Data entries
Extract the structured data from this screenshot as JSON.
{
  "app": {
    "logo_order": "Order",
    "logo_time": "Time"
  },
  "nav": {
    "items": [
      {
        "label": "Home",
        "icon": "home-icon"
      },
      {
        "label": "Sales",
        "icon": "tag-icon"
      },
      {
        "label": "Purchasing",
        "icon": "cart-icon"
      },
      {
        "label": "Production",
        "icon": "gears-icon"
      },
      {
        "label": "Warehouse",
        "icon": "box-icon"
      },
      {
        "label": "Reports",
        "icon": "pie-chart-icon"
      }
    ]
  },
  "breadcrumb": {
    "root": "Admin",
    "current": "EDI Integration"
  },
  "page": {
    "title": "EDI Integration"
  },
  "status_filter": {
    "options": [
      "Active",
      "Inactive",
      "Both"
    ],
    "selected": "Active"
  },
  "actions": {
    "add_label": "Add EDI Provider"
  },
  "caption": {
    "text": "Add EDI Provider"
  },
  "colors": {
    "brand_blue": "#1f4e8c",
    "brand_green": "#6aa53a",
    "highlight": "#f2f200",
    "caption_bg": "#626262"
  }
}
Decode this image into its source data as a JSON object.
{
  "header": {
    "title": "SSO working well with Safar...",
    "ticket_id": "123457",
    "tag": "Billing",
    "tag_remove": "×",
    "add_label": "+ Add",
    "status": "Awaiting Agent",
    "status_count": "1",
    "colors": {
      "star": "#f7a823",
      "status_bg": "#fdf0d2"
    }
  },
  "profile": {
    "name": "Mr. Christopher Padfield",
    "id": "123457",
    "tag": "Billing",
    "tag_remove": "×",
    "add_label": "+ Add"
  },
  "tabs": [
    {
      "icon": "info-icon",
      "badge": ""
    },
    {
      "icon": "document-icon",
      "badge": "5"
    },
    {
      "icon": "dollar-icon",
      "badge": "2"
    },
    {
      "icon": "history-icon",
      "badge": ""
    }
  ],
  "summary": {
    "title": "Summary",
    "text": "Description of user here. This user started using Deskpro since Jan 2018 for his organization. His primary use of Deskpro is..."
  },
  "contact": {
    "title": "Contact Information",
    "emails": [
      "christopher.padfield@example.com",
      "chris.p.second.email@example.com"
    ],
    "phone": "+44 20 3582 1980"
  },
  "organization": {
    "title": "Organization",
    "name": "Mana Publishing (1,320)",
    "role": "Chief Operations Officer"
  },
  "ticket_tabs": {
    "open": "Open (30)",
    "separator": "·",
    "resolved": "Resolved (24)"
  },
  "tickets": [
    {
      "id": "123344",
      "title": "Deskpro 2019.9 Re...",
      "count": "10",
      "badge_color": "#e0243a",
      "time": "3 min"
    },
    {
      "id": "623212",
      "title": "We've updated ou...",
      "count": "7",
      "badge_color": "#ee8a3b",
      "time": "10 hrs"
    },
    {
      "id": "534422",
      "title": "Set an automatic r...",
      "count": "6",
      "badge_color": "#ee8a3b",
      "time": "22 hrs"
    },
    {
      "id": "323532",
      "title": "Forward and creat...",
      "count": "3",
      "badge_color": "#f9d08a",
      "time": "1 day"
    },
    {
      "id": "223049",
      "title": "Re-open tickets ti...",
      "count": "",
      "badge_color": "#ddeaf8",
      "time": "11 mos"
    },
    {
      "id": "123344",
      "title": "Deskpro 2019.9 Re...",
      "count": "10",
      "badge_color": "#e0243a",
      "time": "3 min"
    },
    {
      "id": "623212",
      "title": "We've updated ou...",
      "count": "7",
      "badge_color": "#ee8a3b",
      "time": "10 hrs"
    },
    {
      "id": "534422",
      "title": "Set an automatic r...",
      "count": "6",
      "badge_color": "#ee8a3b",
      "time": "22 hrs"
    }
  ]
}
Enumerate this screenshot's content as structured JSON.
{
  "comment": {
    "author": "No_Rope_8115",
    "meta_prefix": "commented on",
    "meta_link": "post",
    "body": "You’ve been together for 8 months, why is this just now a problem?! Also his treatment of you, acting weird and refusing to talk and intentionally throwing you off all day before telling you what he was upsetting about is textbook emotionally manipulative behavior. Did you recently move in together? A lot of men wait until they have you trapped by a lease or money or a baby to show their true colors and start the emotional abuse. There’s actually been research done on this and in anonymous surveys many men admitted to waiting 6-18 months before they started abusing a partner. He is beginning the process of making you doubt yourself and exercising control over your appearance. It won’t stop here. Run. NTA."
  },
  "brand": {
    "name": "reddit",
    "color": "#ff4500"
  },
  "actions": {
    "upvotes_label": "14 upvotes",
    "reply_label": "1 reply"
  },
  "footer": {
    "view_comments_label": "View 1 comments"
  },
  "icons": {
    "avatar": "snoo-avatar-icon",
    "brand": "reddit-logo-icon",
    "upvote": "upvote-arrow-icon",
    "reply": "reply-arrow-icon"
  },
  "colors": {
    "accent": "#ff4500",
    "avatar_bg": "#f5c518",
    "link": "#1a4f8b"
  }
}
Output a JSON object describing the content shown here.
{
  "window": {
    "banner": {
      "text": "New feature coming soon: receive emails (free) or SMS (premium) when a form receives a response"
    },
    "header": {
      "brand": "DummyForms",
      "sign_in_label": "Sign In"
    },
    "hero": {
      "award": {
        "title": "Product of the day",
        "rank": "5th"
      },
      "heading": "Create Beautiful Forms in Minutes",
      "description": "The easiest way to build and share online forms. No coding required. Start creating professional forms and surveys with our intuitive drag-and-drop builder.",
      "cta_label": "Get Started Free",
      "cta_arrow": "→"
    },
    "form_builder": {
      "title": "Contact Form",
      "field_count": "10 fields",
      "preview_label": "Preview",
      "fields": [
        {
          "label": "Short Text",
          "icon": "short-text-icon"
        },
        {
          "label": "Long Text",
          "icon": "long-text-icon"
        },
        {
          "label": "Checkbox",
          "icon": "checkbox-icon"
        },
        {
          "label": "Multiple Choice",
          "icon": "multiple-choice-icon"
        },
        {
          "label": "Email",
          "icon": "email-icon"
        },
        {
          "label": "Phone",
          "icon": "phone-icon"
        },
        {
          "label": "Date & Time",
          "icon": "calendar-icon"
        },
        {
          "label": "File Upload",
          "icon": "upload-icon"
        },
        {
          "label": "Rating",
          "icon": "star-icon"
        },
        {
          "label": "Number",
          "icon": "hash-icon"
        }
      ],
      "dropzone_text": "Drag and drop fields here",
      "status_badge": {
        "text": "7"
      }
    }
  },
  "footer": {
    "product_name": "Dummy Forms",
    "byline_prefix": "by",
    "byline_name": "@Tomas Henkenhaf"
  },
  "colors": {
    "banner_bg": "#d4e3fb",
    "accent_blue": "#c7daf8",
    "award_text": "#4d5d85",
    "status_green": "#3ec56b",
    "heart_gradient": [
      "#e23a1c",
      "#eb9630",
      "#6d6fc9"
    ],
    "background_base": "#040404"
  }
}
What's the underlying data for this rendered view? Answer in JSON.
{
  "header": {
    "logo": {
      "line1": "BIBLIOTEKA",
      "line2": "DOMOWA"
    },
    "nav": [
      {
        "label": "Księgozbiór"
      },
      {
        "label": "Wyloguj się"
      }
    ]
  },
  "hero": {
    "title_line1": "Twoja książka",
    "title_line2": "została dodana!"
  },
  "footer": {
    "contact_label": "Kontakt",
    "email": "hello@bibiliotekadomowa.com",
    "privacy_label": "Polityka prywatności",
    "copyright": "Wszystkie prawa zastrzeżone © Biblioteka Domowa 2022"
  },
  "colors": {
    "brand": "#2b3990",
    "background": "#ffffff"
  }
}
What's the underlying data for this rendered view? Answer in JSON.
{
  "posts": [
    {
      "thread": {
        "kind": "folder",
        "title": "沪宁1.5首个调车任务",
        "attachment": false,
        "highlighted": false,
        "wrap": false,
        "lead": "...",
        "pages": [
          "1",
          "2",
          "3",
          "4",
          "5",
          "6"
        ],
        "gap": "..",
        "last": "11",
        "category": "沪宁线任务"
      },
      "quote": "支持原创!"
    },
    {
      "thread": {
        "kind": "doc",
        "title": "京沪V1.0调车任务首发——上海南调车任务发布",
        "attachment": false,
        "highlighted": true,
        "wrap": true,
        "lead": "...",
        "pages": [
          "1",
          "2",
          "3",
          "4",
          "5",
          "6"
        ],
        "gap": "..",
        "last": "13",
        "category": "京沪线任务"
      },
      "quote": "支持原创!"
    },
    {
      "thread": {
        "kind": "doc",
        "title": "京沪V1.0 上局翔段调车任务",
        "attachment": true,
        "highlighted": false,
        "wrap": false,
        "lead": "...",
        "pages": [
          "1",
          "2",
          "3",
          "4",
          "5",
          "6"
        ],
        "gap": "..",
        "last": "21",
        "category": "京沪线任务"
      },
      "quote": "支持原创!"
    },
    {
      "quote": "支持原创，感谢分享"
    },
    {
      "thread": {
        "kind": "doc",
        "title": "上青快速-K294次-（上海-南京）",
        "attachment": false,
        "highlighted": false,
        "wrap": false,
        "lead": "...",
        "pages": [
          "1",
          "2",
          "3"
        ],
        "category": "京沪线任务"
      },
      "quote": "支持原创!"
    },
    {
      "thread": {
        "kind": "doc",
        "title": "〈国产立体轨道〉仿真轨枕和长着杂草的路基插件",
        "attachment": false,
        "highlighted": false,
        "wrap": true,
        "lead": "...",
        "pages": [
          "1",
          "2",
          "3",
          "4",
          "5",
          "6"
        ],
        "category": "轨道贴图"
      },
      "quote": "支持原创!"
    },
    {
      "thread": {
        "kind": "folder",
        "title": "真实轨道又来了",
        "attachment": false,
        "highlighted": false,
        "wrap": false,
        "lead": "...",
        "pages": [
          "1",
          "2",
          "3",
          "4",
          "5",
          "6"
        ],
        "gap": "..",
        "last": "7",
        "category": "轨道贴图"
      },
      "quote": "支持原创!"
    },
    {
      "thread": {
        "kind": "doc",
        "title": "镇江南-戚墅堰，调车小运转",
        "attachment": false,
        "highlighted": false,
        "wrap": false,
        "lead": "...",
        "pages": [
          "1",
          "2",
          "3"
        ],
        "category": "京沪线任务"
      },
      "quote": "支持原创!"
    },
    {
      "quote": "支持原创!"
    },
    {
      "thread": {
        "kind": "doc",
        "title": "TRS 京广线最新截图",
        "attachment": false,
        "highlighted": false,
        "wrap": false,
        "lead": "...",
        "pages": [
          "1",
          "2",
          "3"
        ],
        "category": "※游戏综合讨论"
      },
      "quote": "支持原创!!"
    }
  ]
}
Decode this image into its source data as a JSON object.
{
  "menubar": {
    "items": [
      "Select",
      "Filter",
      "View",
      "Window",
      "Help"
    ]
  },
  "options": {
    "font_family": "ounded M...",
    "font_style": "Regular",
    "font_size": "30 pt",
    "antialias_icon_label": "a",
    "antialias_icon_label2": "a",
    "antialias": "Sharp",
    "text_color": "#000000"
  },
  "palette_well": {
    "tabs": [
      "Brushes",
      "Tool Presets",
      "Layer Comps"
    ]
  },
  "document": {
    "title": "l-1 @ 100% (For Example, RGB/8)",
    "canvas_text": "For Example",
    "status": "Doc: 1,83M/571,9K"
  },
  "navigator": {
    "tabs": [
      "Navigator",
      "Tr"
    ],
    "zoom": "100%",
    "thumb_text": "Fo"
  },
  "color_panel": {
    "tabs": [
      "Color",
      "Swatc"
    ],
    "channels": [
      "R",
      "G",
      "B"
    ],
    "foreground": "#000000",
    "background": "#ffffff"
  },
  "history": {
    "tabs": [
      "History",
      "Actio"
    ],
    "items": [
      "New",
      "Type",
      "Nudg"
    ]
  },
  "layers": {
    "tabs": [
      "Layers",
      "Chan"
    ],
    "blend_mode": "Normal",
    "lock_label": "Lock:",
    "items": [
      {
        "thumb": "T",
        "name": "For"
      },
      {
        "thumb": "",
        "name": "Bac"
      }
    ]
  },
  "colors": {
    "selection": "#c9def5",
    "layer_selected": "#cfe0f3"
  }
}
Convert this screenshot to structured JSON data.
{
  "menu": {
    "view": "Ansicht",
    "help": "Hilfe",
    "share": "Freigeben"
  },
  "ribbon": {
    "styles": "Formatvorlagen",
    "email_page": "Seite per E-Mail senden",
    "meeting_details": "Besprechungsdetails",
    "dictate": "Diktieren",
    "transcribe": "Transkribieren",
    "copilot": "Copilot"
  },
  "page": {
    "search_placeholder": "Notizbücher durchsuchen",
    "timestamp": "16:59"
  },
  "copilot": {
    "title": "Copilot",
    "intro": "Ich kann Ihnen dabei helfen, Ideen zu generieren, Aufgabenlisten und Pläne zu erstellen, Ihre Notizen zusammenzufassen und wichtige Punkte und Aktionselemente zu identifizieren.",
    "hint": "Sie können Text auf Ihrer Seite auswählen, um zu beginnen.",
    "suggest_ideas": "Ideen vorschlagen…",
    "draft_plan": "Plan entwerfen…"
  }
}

**Work instructions:** Copy out every line from the records that has the word "emails".

**Answer in full:**
    "emails": [
      "text": "New feature coming soon: receive emails (free) or SMS (premium) when a form receives a response"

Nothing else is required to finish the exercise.